** Start Provided material **

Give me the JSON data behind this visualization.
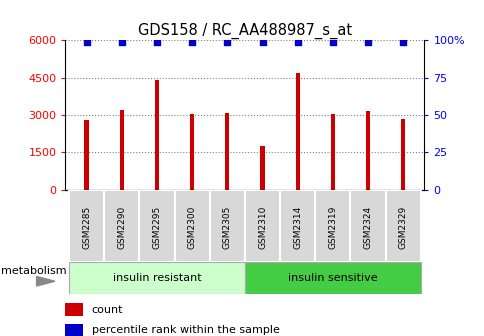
{
  "title": "GDS158 / RC_AA488987_s_at",
  "samples": [
    "GSM2285",
    "GSM2290",
    "GSM2295",
    "GSM2300",
    "GSM2305",
    "GSM2310",
    "GSM2314",
    "GSM2319",
    "GSM2324",
    "GSM2329"
  ],
  "counts": [
    2800,
    3200,
    4400,
    3050,
    3080,
    1750,
    4700,
    3050,
    3150,
    2850
  ],
  "percentile_ranks": [
    99,
    99,
    99,
    99,
    99,
    99,
    99,
    99,
    99,
    99
  ],
  "group1_label": "insulin resistant",
  "group2_label": "insulin sensitive",
  "group1_count": 5,
  "group2_count": 5,
  "metabolism_label": "metabolism",
  "ylim_left": [
    0,
    6000
  ],
  "ylim_right": [
    0,
    100
  ],
  "yticks_left": [
    0,
    1500,
    3000,
    4500,
    6000
  ],
  "yticks_right": [
    0,
    25,
    50,
    75,
    100
  ],
  "bar_color": "#cc0000",
  "dot_color": "#0000cc",
  "group1_bg": "#ccffcc",
  "group2_bg": "#44cc44",
  "sample_bg": "#d8d8d8",
  "legend_count_label": "count",
  "legend_pct_label": "percentile rank within the sample"
}
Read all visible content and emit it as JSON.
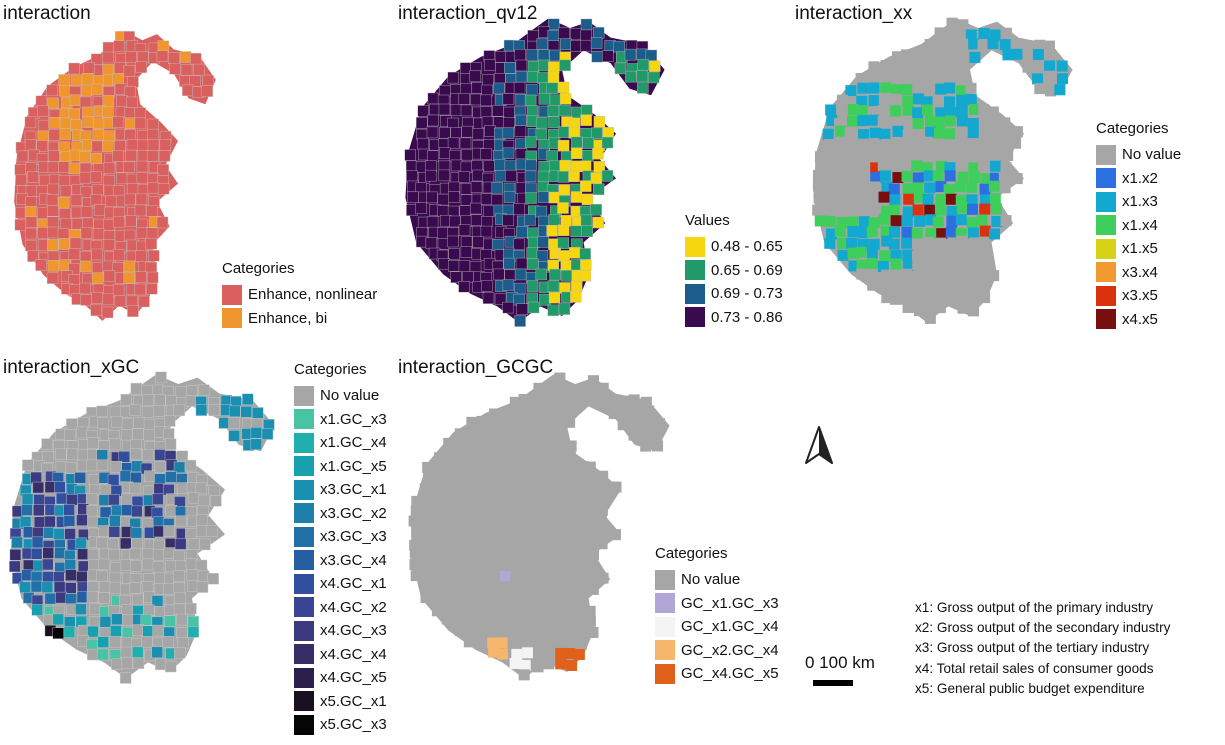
{
  "panels": [
    {
      "id": "interaction",
      "title": "interaction",
      "legend_title": "Categories",
      "legend": [
        {
          "label": "Enhance, nonlinear",
          "color": "#d9605e"
        },
        {
          "label": "Enhance, bi",
          "color": "#f0962e"
        }
      ]
    },
    {
      "id": "interaction_qv12",
      "title": "interaction_qv12",
      "legend_title": "Values",
      "legend": [
        {
          "label": "0.48 - 0.65",
          "color": "#f6d60f"
        },
        {
          "label": "0.65 - 0.69",
          "color": "#1f9a68"
        },
        {
          "label": "0.69 - 0.73",
          "color": "#1c5c8a"
        },
        {
          "label": "0.73 - 0.86",
          "color": "#3a0a4e"
        }
      ]
    },
    {
      "id": "interaction_xx",
      "title": "interaction_xx",
      "legend_title": "Categories",
      "legend": [
        {
          "label": "No value",
          "color": "#a6a6a6"
        },
        {
          "label": "x1.x2",
          "color": "#2b6fe0"
        },
        {
          "label": "x1.x3",
          "color": "#12a8cf"
        },
        {
          "label": "x1.x4",
          "color": "#3fcd5c"
        },
        {
          "label": "x1.x5",
          "color": "#d7d118"
        },
        {
          "label": "x3.x4",
          "color": "#f2992f"
        },
        {
          "label": "x3.x5",
          "color": "#d9330d"
        },
        {
          "label": "x4.x5",
          "color": "#770f0f"
        }
      ]
    },
    {
      "id": "interaction_xGC",
      "title": "interaction_xGC",
      "legend_title": "Categories",
      "legend": [
        {
          "label": "No value",
          "color": "#a6a6a6"
        },
        {
          "label": "x1.GC_x3",
          "color": "#48c3a5"
        },
        {
          "label": "x1.GC_x4",
          "color": "#1fb0ad"
        },
        {
          "label": "x1.GC_x5",
          "color": "#16a0b0"
        },
        {
          "label": "x3.GC_x1",
          "color": "#1a8fb0"
        },
        {
          "label": "x3.GC_x2",
          "color": "#1c80ab"
        },
        {
          "label": "x3.GC_x3",
          "color": "#2170a7"
        },
        {
          "label": "x3.GC_x4",
          "color": "#255ea3"
        },
        {
          "label": "x4.GC_x1",
          "color": "#314f9e"
        },
        {
          "label": "x4.GC_x2",
          "color": "#3b4692"
        },
        {
          "label": "x4.GC_x3",
          "color": "#3b3a80"
        },
        {
          "label": "x4.GC_x4",
          "color": "#372e68"
        },
        {
          "label": "x4.GC_x5",
          "color": "#2c1f4d"
        },
        {
          "label": "x5.GC_x1",
          "color": "#1a1020"
        },
        {
          "label": "x5.GC_x3",
          "color": "#050505"
        }
      ]
    },
    {
      "id": "interaction_GCGC",
      "title": "interaction_GCGC",
      "legend_title": "Categories",
      "legend": [
        {
          "label": "No value",
          "color": "#a6a6a6"
        },
        {
          "label": "GC_x1.GC_x3",
          "color": "#b0a7d6"
        },
        {
          "label": "GC_x1.GC_x4",
          "color": "#f4f4f4"
        },
        {
          "label": "GC_x2.GC_x4",
          "color": "#f6b66b"
        },
        {
          "label": "GC_x4.GC_x5",
          "color": "#e0621a"
        }
      ]
    }
  ],
  "scale": {
    "label": "0 100 km"
  },
  "north_arrow": {
    "icon": "north-arrow-icon"
  },
  "notes": [
    "x1: Gross output of the primary industry",
    "x2: Gross output of the secondary industry",
    "x3: Gross output of the tertiary industry",
    "x4: Total retail sales of consumer goods",
    "x5: General public budget expenditure"
  ]
}
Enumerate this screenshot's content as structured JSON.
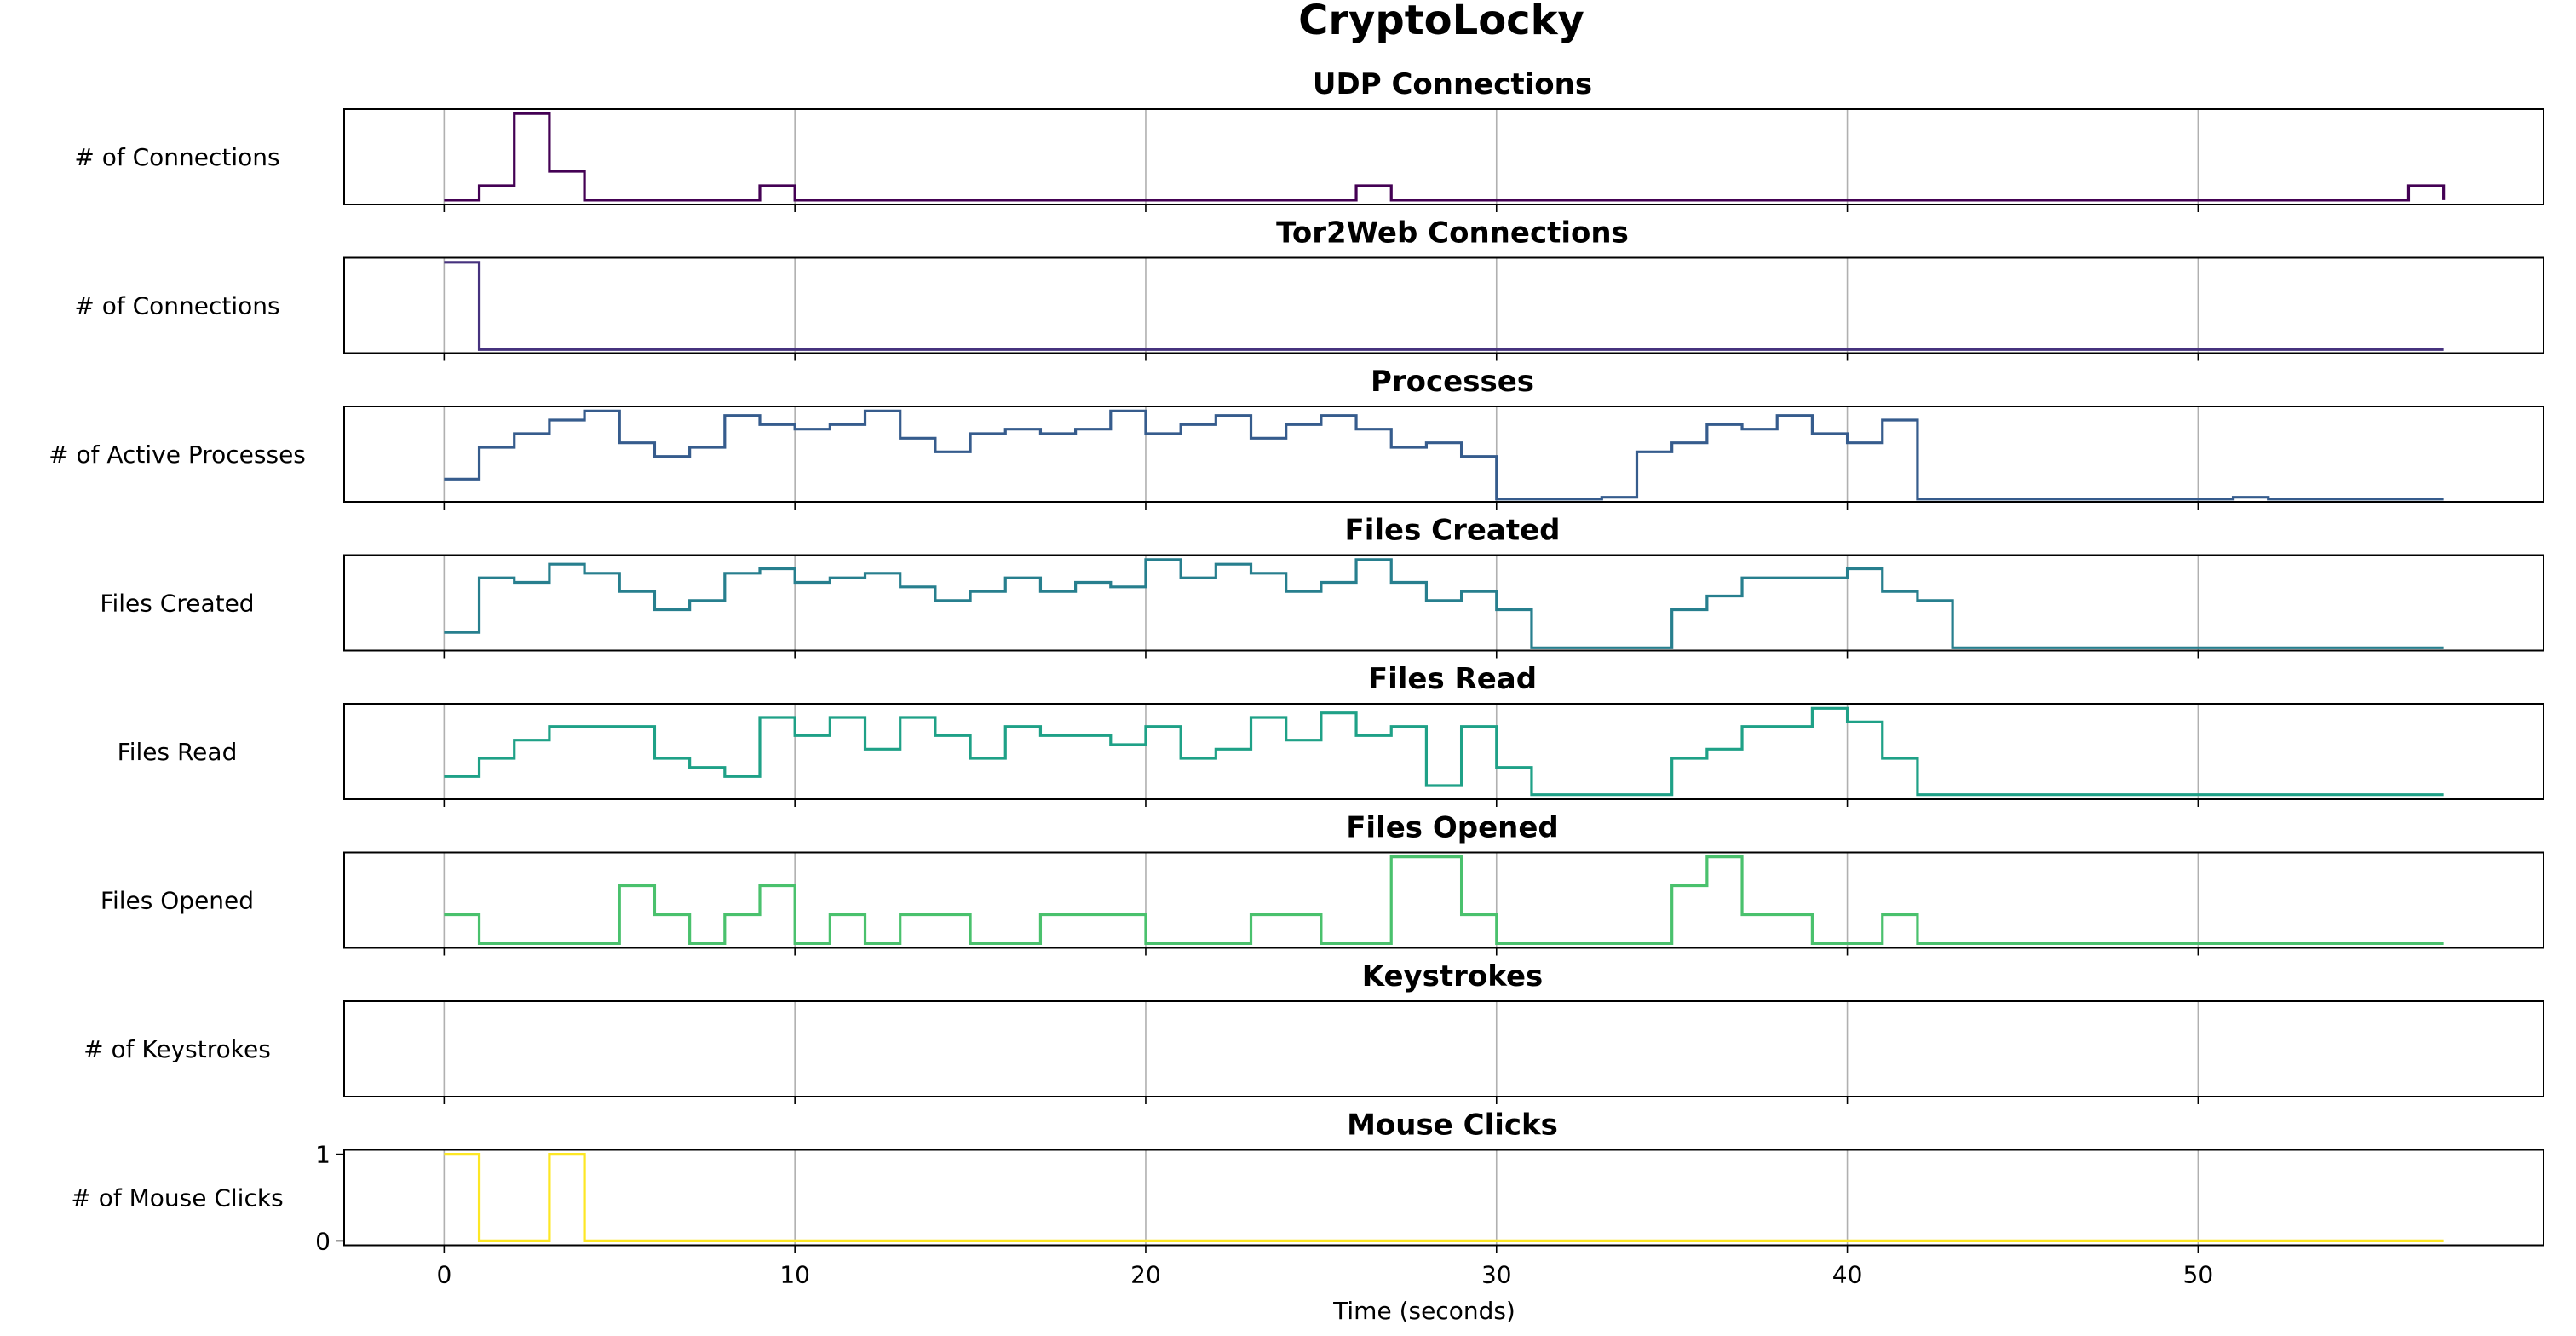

** End Provided material **

> _Your objective_: The pictures should not be reproduced; quote all of the other material exactly.

> _The output_:
Give me the JSON data behind this visualization.
{
  "title": "GDS158 / RC_AA488987_s_at",
  "samples": [
    "GSM2285",
    "GSM2290",
    "GSM2295",
    "GSM2300",
    "GSM2305",
    "GSM2310",
    "GSM2314",
    "GSM2319",
    "GSM2324",
    "GSM2329"
  ],
  "counts": [
    2800,
    3200,
    4400,
    3050,
    3080,
    1750,
    4700,
    3050,
    3150,
    2850
  ],
  "percentile_ranks": [
    99,
    99,
    99,
    99,
    99,
    99,
    99,
    99,
    99,
    99
  ],
  "group1_label": "insulin resistant",
  "group2_label": "insulin sensitive",
  "group1_count": 5,
  "group2_count": 5,
  "metabolism_label": "metabolism",
  "ylim_left": [
    0,
    6000
  ],
  "ylim_right": [
    0,
    100
  ],
  "yticks_left": [
    0,
    1500,
    3000,
    4500,
    6000
  ],
  "yticks_right": [
    0,
    25,
    50,
    75,
    100
  ],
  "bar_color": "#cc0000",
  "dot_color": "#0000cc",
  "group1_bg": "#ccffcc",
  "group2_bg": "#44cc44",
  "sample_bg": "#d8d8d8",
  "legend_count_label": "count",
  "legend_pct_label": "percentile rank within the sample"
}
Read all visible content and emit it as JSON.
{
  "panels": [
    {
      "id": "interaction",
      "title": "interaction",
      "legend_title": "Categories",
      "legend": [
        {
          "label": "Enhance, nonlinear",
          "color": "#d9605e"
        },
        {
          "label": "Enhance, bi",
          "color": "#f0962e"
        }
      ]
    },
    {
      "id": "interaction_qv12",
      "title": "interaction_qv12",
      "legend_title": "Values",
      "legend": [
        {
          "label": "0.48 - 0.65",
          "color": "#f6d60f"
        },
        {
          "label": "0.65 - 0.69",
          "color": "#1f9a68"
        },
        {
          "label": "0.69 - 0.73",
          "color": "#1c5c8a"
        },
        {
          "label": "0.73 - 0.86",
          "color": "#3a0a4e"
        }
      ]
    },
    {
      "id": "interaction_xx",
      "title": "interaction_xx",
      "legend_title": "Categories",
      "legend": [
        {
          "label": "No value",
          "color": "#a6a6a6"
        },
        {
          "label": "x1.x2",
          "color": "#2b6fe0"
        },
        {
          "label": "x1.x3",
          "color": "#12a8cf"
        },
        {
          "label": "x1.x4",
          "color": "#3fcd5c"
        },
        {
          "label": "x1.x5",
          "color": "#d7d118"
        },
        {
          "label": "x3.x4",
          "color": "#f2992f"
        },
        {
          "label": "x3.x5",
          "color": "#d9330d"
        },
        {
          "label": "x4.x5",
          "color": "#770f0f"
        }
      ]
    },
    {
      "id": "interaction_xGC",
      "title": "interaction_xGC",
      "legend_title": "Categories",
      "legend": [
        {
          "label": "No value",
          "color": "#a6a6a6"
        },
        {
          "label": "x1.GC_x3",
          "color": "#48c3a5"
        },
        {
          "label": "x1.GC_x4",
          "color": "#1fb0ad"
        },
        {
          "label": "x1.GC_x5",
          "color": "#16a0b0"
        },
        {
          "label": "x3.GC_x1",
          "color": "#1a8fb0"
        },
        {
          "label": "x3.GC_x2",
          "color": "#1c80ab"
        },
        {
          "label": "x3.GC_x3",
          "color": "#2170a7"
        },
        {
          "label": "x3.GC_x4",
          "color": "#255ea3"
        },
        {
          "label": "x4.GC_x1",
          "color": "#314f9e"
        },
        {
          "label": "x4.GC_x2",
          "color": "#3b4692"
        },
        {
          "label": "x4.GC_x3",
          "color": "#3b3a80"
        },
        {
          "label": "x4.GC_x4",
          "color": "#372e68"
        },
        {
          "label": "x4.GC_x5",
          "color": "#2c1f4d"
        },
        {
          "label": "x5.GC_x1",
          "color": "#1a1020"
        },
        {
          "label": "x5.GC_x3",
          "color": "#050505"
        }
      ]
    },
    {
      "id": "interaction_GCGC",
      "title": "interaction_GCGC",
      "legend_title": "Categories",
      "legend": [
        {
          "label": "No value",
          "color": "#a6a6a6"
        },
        {
          "label": "GC_x1.GC_x3",
          "color": "#b0a7d6"
        },
        {
          "label": "GC_x1.GC_x4",
          "color": "#f4f4f4"
        },
        {
          "label": "GC_x2.GC_x4",
          "color": "#f6b66b"
        },
        {
          "label": "GC_x4.GC_x5",
          "color": "#e0621a"
        }
      ]
    }
  ],
  "scale": {
    "label": "0 100 km"
  },
  "north_arrow": {
    "icon": "north-arrow-icon"
  },
  "notes": [
    "x1: Gross output of the primary industry",
    "x2: Gross output of the secondary industry",
    "x3: Gross output of the tertiary industry",
    "x4: Total retail sales of consumer goods",
    "x5: General public budget expenditure"
  ]
}
Enumerate this screenshot's content as structured JSON.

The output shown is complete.